(Extracted records)
============
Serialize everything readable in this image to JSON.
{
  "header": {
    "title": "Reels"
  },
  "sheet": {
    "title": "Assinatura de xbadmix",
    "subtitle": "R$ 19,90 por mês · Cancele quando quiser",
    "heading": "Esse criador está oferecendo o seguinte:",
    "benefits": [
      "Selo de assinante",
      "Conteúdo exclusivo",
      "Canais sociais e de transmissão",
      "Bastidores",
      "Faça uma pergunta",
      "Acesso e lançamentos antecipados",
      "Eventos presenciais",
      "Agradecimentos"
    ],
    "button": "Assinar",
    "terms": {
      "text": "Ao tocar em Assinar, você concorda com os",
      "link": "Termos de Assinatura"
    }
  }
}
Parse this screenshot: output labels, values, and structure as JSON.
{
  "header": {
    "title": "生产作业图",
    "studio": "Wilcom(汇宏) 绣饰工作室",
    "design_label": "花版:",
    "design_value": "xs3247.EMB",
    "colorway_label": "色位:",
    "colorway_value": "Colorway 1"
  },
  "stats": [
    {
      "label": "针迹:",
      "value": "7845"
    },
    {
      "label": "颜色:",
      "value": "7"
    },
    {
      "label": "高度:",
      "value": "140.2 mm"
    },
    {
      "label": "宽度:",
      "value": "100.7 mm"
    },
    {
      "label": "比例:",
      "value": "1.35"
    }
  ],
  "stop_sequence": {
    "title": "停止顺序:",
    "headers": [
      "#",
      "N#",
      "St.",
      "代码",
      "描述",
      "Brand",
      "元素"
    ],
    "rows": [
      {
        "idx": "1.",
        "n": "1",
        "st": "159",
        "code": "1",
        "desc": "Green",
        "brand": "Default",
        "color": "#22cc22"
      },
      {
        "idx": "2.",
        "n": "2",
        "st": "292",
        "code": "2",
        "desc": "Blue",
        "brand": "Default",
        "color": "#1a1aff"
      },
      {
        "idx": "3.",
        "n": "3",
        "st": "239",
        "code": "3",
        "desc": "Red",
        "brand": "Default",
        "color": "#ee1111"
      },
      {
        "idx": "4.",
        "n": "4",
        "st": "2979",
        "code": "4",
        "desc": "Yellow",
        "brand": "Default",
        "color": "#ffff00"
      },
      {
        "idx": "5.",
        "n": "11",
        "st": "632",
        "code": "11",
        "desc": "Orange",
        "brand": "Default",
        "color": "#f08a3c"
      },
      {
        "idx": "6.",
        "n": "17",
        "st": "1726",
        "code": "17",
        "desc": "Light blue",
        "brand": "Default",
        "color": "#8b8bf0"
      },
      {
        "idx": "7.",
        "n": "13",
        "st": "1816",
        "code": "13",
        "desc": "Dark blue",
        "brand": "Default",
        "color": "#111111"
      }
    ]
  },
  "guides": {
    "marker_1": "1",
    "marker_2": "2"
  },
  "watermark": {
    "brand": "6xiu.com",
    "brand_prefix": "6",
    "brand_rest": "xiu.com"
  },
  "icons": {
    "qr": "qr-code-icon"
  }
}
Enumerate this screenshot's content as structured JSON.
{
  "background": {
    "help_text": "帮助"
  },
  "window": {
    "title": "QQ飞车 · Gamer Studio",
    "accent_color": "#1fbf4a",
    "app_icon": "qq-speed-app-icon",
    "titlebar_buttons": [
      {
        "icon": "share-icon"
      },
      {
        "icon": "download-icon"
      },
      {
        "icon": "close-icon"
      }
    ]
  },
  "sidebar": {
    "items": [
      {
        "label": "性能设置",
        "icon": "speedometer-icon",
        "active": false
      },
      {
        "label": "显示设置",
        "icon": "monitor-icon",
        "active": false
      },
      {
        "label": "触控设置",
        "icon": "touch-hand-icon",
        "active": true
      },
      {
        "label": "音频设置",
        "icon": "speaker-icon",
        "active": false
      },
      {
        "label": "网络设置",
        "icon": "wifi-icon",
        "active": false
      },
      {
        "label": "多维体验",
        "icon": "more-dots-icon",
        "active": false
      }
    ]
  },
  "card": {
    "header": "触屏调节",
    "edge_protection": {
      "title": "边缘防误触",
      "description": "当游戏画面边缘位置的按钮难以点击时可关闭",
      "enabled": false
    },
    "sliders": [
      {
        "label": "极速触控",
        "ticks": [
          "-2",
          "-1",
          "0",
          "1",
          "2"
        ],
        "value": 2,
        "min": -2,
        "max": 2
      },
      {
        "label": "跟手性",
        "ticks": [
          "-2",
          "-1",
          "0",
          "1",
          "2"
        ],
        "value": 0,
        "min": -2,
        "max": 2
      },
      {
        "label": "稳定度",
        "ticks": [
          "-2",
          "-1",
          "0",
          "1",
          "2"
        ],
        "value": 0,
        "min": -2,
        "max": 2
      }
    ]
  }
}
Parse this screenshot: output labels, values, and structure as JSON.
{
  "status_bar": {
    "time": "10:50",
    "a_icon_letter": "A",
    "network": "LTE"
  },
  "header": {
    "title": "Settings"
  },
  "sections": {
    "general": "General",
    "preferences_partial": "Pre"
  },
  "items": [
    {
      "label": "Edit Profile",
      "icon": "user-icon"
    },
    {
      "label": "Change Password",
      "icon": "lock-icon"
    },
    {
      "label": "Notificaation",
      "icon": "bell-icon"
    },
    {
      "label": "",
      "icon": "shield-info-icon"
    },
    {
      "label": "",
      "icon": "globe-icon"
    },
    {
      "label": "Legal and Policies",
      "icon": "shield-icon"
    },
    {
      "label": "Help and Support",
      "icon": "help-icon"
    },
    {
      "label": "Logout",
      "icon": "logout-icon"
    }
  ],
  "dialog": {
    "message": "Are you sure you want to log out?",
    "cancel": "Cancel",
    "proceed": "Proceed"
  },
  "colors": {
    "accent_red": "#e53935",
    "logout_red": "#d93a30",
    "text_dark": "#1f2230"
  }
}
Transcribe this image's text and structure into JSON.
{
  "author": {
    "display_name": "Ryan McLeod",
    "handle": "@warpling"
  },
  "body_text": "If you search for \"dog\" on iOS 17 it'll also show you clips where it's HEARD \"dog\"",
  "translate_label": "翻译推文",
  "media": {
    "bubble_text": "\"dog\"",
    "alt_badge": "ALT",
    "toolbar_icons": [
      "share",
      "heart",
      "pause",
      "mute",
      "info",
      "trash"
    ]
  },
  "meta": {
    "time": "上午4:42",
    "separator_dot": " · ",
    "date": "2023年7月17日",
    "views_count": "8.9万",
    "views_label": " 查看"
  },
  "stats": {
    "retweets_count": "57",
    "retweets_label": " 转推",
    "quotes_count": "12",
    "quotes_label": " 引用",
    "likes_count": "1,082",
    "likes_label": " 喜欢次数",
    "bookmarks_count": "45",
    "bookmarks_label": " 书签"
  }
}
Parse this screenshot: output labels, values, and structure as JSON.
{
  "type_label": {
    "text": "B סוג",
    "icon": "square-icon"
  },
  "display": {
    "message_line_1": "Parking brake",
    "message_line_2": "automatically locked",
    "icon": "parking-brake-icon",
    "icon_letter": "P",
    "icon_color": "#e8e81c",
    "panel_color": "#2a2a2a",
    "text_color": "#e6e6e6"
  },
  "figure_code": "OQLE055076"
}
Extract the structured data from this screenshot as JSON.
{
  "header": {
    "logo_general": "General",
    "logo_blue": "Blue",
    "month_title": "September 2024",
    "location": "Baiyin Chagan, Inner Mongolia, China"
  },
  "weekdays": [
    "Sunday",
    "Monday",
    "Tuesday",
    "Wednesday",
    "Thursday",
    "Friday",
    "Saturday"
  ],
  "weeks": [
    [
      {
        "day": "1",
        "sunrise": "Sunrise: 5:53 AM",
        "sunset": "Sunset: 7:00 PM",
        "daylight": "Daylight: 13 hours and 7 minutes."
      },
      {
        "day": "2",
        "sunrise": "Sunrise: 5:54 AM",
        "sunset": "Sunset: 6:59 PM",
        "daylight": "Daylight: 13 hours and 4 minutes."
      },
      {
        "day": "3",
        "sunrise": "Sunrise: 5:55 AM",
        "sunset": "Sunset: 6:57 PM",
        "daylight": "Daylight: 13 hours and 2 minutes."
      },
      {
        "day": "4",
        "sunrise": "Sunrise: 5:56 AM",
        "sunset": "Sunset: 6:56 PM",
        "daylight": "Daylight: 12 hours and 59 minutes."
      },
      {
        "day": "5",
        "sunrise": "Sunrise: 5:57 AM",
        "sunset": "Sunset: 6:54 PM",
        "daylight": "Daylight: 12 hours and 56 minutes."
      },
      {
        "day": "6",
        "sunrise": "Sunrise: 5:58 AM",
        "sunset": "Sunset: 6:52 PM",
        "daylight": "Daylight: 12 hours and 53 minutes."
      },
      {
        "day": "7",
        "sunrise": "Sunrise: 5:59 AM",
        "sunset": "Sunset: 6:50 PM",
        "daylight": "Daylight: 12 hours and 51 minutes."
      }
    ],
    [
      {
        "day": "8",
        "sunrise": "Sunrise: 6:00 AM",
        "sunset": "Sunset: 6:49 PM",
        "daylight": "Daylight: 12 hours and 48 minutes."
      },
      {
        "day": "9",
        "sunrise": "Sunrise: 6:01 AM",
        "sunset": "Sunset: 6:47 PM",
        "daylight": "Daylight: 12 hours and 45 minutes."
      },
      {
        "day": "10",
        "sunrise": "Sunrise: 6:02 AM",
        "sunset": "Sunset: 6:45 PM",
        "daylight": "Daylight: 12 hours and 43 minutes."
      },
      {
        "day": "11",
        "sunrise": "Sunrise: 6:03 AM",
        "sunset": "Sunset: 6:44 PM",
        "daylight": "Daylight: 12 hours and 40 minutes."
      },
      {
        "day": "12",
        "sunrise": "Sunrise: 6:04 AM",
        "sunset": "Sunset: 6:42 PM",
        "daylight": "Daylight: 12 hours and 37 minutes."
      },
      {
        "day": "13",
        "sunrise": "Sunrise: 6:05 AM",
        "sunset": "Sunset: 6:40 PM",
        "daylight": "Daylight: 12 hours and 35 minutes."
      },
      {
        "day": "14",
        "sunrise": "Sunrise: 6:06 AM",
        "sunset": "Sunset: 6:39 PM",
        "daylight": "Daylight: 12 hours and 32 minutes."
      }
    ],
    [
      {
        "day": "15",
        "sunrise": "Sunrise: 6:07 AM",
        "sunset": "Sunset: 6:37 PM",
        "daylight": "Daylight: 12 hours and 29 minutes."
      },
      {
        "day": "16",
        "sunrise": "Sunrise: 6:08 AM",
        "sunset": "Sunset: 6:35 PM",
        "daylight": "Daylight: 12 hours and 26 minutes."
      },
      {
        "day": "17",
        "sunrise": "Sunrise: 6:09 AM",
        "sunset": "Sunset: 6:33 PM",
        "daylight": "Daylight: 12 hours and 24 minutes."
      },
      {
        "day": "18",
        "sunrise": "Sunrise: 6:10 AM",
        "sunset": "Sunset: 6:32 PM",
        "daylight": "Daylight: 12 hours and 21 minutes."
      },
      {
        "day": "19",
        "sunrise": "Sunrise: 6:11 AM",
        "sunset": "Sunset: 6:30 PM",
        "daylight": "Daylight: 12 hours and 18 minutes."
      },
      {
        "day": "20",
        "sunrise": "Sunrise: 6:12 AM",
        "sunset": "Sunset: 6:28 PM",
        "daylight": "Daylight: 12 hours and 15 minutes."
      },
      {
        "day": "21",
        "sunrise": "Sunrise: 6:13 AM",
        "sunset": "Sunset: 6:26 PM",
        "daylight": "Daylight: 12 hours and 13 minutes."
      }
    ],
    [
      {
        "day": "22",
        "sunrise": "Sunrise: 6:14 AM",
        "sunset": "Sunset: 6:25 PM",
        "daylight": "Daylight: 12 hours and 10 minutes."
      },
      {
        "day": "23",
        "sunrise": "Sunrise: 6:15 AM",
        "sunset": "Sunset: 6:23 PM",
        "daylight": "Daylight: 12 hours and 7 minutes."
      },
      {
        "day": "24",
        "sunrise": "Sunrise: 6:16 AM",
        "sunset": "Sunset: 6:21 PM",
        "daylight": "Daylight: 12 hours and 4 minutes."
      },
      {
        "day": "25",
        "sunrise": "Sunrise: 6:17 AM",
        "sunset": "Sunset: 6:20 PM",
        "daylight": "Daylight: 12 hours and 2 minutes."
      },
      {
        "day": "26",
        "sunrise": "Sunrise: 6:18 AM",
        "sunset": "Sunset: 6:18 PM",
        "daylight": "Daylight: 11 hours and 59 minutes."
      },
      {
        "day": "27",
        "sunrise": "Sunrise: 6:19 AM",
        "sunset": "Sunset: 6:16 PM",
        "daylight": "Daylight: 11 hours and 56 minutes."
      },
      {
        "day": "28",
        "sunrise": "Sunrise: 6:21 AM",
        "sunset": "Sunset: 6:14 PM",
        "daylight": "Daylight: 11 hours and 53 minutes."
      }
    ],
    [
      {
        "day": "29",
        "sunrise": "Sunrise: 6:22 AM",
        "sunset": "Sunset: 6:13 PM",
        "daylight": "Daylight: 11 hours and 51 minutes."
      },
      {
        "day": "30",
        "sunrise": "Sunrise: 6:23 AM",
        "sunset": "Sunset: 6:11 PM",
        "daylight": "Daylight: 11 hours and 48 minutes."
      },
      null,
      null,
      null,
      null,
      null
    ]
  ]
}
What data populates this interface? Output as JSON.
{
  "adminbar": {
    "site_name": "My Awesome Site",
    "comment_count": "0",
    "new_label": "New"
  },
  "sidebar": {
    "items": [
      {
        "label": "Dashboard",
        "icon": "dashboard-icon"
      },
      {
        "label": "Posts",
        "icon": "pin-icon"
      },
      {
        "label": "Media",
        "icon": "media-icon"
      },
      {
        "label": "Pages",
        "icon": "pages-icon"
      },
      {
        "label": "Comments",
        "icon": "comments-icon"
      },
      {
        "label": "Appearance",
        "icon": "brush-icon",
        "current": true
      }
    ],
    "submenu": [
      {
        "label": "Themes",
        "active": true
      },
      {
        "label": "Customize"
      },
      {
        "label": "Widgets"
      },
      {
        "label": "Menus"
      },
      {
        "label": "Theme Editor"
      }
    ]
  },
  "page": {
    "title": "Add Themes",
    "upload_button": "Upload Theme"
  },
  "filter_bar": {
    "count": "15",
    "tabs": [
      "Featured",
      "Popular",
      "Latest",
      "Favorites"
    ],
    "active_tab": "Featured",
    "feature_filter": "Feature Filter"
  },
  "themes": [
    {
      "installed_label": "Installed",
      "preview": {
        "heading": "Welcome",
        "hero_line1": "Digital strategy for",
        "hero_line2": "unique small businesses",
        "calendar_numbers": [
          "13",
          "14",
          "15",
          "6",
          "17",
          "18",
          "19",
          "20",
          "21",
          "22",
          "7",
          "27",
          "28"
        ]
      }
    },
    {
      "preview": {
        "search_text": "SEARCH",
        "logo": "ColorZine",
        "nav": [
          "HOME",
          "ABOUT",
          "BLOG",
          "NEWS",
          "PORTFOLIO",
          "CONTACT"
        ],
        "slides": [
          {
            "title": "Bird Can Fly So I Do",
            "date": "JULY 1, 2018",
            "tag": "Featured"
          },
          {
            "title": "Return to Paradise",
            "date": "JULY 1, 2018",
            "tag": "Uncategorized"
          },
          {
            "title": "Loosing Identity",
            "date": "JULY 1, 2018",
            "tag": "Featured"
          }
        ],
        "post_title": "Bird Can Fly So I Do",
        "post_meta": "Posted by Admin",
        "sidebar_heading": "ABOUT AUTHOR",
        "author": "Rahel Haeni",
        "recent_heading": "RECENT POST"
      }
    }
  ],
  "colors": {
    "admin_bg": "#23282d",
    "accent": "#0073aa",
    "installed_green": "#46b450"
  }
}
============
GIVEN EXERCISE. Identify the lines above with the word "data". Copy them.

TASK OUTPUT.
Extract the structured data from this screenshot as JSON.
What data populates this interface? Output as JSON.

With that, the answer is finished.